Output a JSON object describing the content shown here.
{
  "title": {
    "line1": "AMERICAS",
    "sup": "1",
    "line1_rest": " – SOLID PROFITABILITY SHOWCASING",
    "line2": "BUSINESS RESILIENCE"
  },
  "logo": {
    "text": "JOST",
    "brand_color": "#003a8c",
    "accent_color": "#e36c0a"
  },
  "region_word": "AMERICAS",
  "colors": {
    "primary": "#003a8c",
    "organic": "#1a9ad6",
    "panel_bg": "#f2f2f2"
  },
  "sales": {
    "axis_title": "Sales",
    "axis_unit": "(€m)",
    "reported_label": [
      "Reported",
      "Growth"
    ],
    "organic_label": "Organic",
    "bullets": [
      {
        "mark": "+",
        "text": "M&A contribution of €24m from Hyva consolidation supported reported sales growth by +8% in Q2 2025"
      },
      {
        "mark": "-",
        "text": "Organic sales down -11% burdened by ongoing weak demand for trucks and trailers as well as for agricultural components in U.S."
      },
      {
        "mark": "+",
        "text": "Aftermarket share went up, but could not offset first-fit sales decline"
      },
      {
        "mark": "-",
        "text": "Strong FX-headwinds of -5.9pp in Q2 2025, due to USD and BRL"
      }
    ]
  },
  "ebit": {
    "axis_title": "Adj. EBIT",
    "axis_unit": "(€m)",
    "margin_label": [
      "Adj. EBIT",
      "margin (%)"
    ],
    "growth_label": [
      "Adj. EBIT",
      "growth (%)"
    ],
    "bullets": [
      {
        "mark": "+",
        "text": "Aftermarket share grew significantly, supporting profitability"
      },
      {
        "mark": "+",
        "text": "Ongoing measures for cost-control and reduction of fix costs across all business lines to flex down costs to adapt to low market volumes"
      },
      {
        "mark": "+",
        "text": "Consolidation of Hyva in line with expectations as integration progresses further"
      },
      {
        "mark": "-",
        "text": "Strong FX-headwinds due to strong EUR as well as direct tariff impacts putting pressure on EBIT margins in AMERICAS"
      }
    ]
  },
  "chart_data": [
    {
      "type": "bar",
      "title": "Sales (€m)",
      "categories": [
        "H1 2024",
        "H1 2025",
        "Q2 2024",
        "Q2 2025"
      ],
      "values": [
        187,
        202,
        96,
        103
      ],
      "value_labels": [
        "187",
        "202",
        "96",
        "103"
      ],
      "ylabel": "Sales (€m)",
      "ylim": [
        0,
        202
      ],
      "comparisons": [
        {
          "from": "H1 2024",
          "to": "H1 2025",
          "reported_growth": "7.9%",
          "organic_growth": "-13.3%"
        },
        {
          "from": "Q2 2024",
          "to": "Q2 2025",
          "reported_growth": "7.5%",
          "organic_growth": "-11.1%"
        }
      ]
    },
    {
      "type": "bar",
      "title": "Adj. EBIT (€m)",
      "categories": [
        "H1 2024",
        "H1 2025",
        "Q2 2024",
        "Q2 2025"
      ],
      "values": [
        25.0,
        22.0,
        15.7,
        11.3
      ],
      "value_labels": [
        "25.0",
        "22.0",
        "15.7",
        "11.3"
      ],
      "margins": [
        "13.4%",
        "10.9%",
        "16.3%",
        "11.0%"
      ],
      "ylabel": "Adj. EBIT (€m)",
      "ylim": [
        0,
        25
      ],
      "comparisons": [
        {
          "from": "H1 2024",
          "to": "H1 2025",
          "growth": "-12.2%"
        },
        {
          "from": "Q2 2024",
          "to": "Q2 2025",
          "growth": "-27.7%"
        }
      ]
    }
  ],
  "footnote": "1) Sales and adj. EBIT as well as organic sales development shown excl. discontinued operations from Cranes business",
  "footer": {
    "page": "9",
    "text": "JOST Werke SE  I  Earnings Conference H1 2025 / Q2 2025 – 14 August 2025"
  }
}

SHORT EXERCISE: Quote all of the entries exactly as they appear.

COMPLETED TASK:
Output a JSON object describing the content shown here.
{
  "title": {
    "line1": "AMERICAS",
    "sup": "1",
    "line1_rest": " – SOLID PROFITABILITY SHOWCASING",
    "line2": "BUSINESS RESILIENCE"
  },
  "logo": {
    "text": "JOST",
    "brand_color": "#003a8c",
    "accent_color": "#e36c0a"
  },
  "region_word": "AMERICAS",
  "colors": {
    "primary": "#003a8c",
    "organic": "#1a9ad6",
    "panel_bg": "#f2f2f2"
  },
  "sales": {
    "axis_title": "Sales",
    "axis_unit": "(€m)",
    "reported_label": [
      "Reported",
      "Growth"
    ],
    "organic_label": "Organic",
    "bullets": [
      {
        "mark": "+",
        "text": "M&A contribution of €24m from Hyva consolidation supported reported sales growth by +8% in Q2 2025"
      },
      {
        "mark": "-",
        "text": "Organic sales down -11% burdened by ongoing weak demand for trucks and trailers as well as for agricultural components in U.S."
      },
      {
        "mark": "+",
        "text": "Aftermarket share went up, but could not offset first-fit sales decline"
      },
      {
        "mark": "-",
        "text": "Strong FX-headwinds of -5.9pp in Q2 2025, due to USD and BRL"
      }
    ]
  },
  "ebit": {
    "axis_title": "Adj. EBIT",
    "axis_unit": "(€m)",
    "margin_label": [
      "Adj. EBIT",
      "margin (%)"
    ],
    "growth_label": [
      "Adj. EBIT",
      "growth (%)"
    ],
    "bullets": [
      {
        "mark": "+",
        "text": "Aftermarket share grew significantly, supporting profitability"
      },
      {
        "mark": "+",
        "text": "Ongoing measures for cost-control and reduction of fix costs across all business lines to flex down costs to adapt to low market volumes"
      },
      {
        "mark": "+",
        "text": "Consolidation of Hyva in line with expectations as integration progresses further"
      },
      {
        "mark": "-",
        "text": "Strong FX-headwinds due to strong EUR as well as direct tariff impacts putting pressure on EBIT margins in AMERICAS"
      }
    ]
  },
  "chart_data": [
    {
      "type": "bar",
      "title": "Sales (€m)",
      "categories": [
        "H1 2024",
        "H1 2025",
        "Q2 2024",
        "Q2 2025"
      ],
      "values": [
        187,
        202,
        96,
        103
      ],
      "value_labels": [
        "187",
        "202",
        "96",
        "103"
      ],
      "ylabel": "Sales (€m)",
      "ylim": [
        0,
        202
      ],
      "comparisons": [
        {
          "from": "H1 2024",
          "to": "H1 2025",
          "reported_growth": "7.9%",
          "organic_growth": "-13.3%"
        },
        {
          "from": "Q2 2024",
          "to": "Q2 2025",
          "reported_growth": "7.5%",
          "organic_growth": "-11.1%"
        }
      ]
    },
    {
      "type": "bar",
      "title": "Adj. EBIT (€m)",
      "categories": [
        "H1 2024",
        "H1 2025",
        "Q2 2024",
        "Q2 2025"
      ],
      "values": [
        25.0,
        22.0,
        15.7,
        11.3
      ],
      "value_labels": [
        "25.0",
        "22.0",
        "15.7",
        "11.3"
      ],
      "margins": [
        "13.4%",
        "10.9%",
        "16.3%",
        "11.0%"
      ],
      "ylabel": "Adj. EBIT (€m)",
      "ylim": [
        0,
        25
      ],
      "comparisons": [
        {
          "from": "H1 2024",
          "to": "H1 2025",
          "growth": "-12.2%"
        },
        {
          "from": "Q2 2024",
          "to": "Q2 2025",
          "growth": "-27.7%"
        }
      ]
    }
  ],
  "footnote": "1) Sales and adj. EBIT as well as organic sales development shown excl. discontinued operations from Cranes business",
  "footer": {
    "page": "9",
    "text": "JOST Werke SE  I  Earnings Conference H1 2025 / Q2 2025 – 14 August 2025"
  }
}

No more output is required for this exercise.